Extract all lines that hold "this" from the records below.

--

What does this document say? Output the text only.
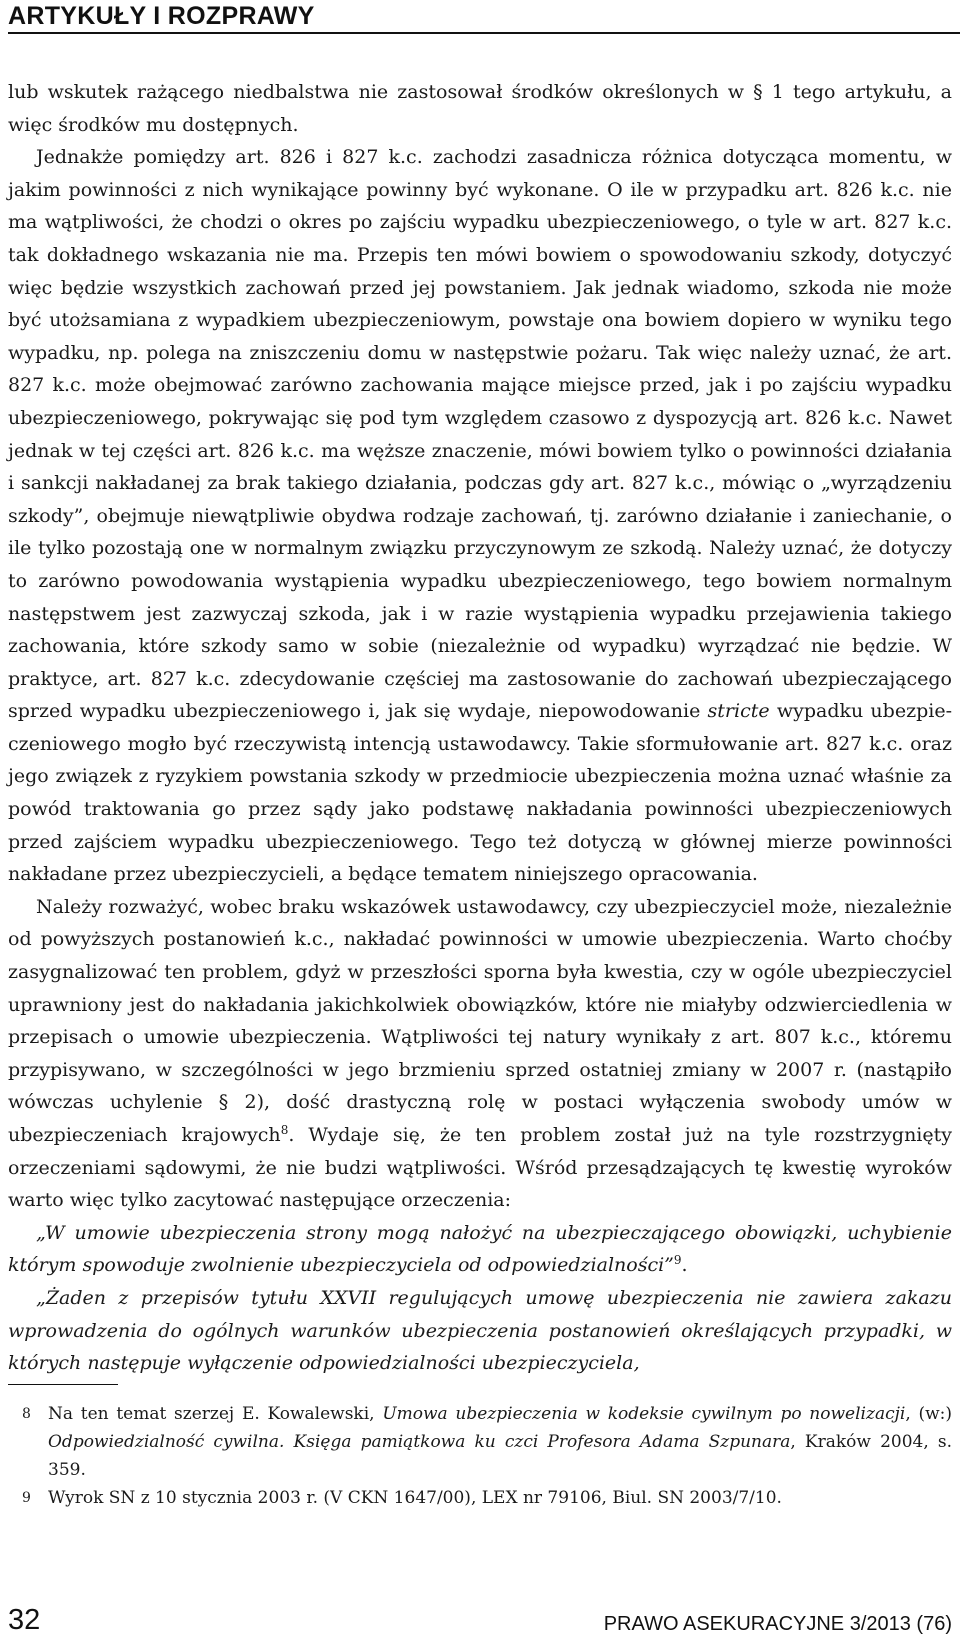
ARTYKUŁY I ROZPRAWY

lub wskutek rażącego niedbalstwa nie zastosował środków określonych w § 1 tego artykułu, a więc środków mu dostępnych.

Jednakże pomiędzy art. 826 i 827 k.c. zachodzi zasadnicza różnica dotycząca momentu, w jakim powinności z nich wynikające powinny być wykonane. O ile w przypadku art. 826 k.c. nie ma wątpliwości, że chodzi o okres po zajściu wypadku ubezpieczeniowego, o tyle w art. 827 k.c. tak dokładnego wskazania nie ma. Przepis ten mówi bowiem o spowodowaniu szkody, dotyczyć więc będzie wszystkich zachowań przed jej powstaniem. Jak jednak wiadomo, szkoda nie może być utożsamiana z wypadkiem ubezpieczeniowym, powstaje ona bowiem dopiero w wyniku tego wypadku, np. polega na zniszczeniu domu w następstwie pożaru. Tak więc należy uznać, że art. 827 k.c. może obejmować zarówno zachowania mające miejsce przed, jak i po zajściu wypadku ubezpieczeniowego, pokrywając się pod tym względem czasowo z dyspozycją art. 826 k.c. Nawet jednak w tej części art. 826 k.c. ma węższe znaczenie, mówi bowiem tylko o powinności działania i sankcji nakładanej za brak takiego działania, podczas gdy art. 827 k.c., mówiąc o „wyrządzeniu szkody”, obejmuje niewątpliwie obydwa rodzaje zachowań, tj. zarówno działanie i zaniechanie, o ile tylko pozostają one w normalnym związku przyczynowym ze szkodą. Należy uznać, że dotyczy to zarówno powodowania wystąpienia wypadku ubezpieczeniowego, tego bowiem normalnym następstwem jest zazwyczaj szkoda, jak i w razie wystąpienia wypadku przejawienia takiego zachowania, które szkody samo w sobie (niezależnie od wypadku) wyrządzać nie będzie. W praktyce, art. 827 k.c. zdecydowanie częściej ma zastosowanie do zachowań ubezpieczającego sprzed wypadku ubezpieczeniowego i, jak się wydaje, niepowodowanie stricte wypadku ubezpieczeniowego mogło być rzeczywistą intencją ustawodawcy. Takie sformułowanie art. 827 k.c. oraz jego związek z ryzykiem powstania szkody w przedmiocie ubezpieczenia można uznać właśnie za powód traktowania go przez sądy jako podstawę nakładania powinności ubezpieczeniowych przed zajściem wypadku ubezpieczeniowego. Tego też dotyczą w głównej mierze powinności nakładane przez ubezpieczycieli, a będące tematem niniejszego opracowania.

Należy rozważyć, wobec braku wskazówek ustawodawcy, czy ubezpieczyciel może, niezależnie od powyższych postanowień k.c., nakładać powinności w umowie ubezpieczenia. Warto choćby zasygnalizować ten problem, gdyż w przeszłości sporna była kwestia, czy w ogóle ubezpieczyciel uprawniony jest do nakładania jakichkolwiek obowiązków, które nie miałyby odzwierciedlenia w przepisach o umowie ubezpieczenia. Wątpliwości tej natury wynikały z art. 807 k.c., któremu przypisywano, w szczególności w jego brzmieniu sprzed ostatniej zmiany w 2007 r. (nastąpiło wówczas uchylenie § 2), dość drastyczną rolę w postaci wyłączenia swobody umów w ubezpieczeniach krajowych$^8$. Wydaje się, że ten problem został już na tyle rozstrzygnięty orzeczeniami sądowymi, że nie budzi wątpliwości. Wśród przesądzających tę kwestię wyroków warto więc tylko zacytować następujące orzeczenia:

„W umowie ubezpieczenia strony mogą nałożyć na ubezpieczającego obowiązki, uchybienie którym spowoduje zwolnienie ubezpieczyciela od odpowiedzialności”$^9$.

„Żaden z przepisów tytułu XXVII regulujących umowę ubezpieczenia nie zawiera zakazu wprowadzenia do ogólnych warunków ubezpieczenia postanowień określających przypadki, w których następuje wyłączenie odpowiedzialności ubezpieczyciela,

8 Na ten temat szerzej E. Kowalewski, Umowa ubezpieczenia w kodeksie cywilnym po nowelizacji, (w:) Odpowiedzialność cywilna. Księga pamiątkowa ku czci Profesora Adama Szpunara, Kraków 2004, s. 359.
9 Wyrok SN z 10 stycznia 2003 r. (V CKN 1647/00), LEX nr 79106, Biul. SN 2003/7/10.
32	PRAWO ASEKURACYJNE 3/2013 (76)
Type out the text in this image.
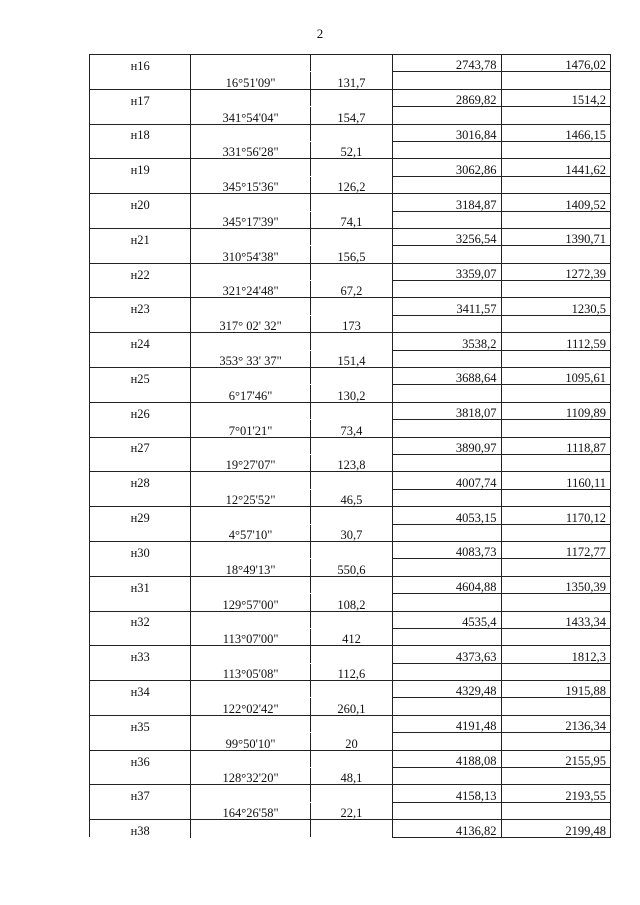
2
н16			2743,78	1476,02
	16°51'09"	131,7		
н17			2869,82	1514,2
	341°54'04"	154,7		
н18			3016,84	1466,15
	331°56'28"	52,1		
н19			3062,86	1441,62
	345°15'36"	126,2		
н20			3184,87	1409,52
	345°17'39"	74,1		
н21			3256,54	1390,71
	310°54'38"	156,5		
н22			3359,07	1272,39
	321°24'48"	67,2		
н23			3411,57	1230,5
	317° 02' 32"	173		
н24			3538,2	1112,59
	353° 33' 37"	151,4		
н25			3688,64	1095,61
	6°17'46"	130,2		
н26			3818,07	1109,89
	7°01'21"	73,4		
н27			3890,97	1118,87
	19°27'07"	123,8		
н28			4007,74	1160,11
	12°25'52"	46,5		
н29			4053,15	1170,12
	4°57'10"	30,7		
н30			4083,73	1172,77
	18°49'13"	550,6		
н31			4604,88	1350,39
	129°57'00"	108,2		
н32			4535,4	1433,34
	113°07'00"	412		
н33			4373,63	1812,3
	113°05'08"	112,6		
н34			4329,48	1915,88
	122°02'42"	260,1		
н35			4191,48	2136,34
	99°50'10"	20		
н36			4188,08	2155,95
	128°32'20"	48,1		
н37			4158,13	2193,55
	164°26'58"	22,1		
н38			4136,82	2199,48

--

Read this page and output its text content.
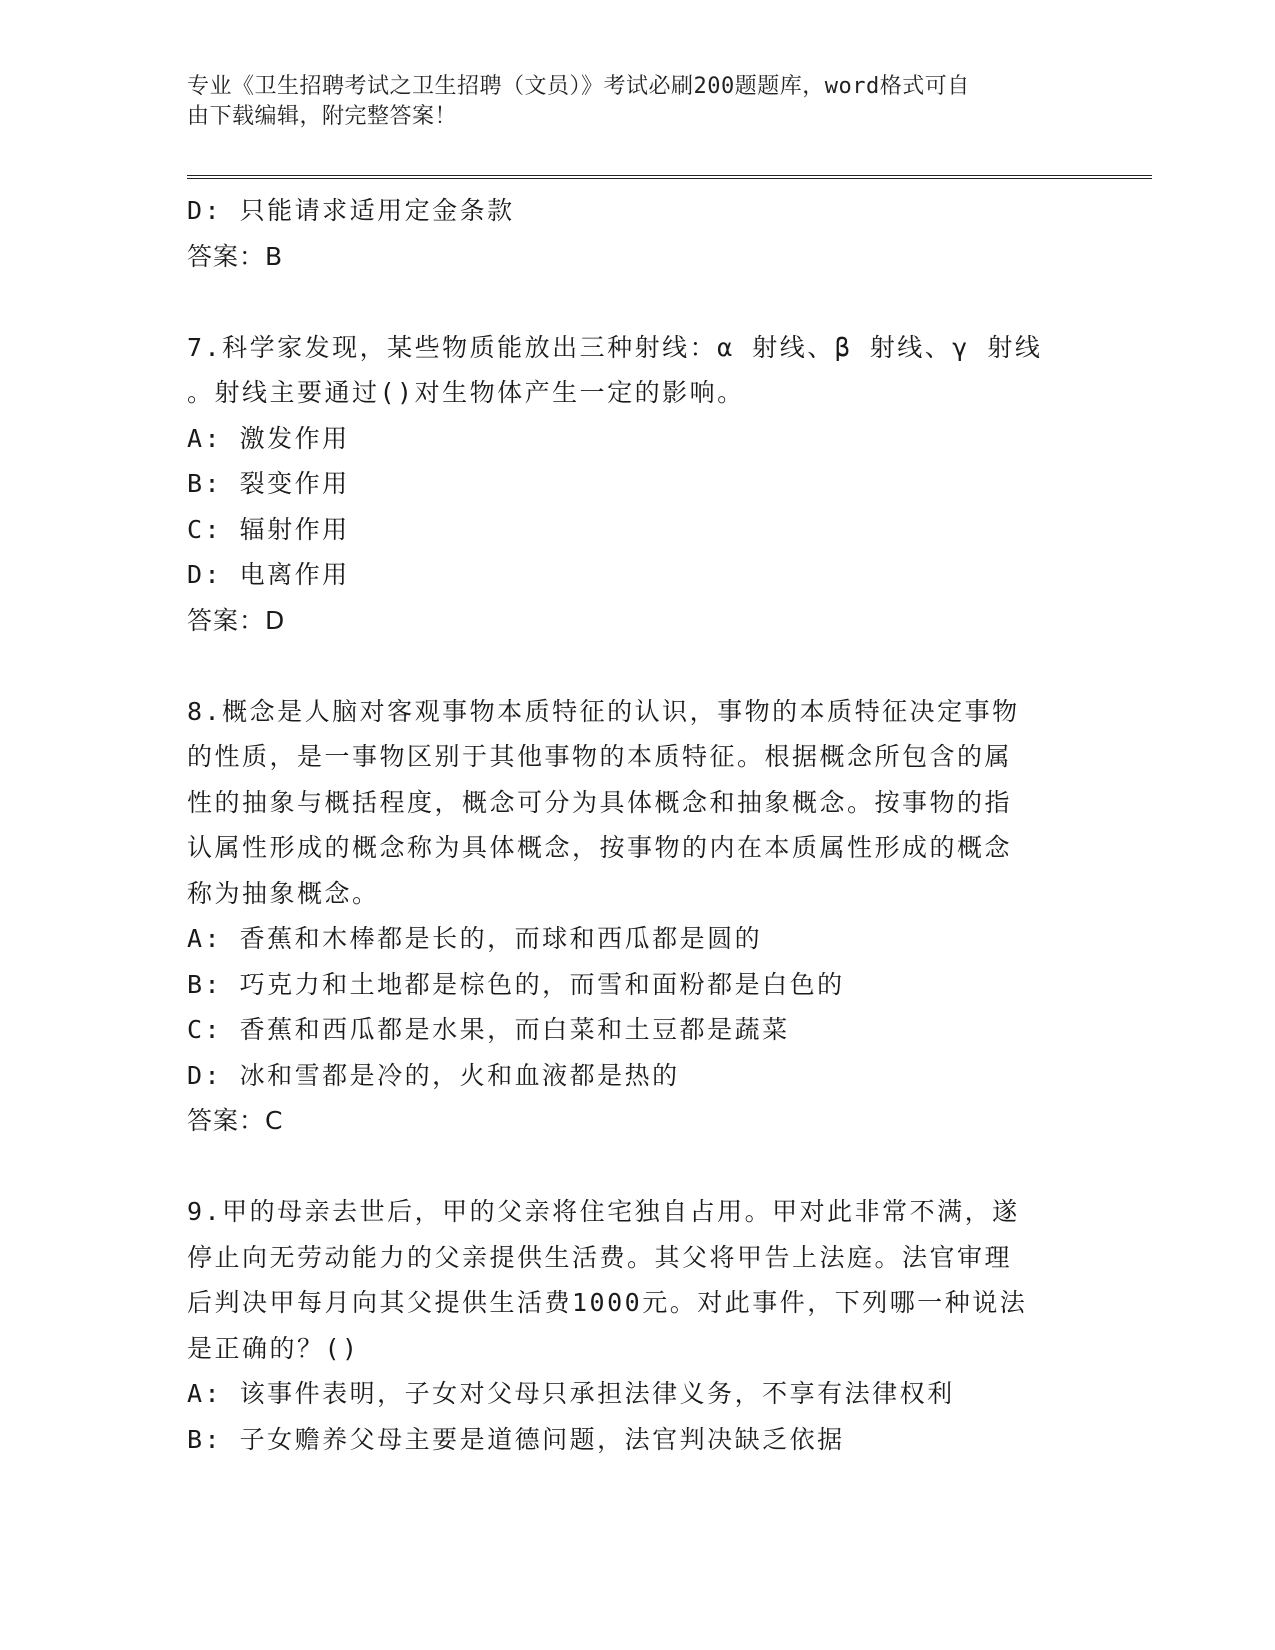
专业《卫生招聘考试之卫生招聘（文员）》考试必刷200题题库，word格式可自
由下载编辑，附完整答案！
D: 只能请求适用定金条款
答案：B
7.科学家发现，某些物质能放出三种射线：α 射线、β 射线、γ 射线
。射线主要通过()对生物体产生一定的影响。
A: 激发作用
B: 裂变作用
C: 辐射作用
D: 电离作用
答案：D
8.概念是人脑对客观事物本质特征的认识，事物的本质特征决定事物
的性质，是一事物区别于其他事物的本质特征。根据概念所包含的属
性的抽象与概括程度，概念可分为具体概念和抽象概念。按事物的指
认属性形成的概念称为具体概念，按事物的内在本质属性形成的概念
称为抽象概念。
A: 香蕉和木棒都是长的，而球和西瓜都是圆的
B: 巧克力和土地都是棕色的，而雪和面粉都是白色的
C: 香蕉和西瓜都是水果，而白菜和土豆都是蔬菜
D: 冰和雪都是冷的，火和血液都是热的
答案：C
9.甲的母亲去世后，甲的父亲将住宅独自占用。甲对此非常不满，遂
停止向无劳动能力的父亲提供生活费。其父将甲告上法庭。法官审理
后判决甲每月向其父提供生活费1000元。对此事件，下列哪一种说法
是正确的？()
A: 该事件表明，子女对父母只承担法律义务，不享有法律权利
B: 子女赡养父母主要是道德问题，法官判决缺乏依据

--

FINISHED ANSWER ▸
What does this document say? Output the text only.
Type out the text in this image.
Read this page and output its text content.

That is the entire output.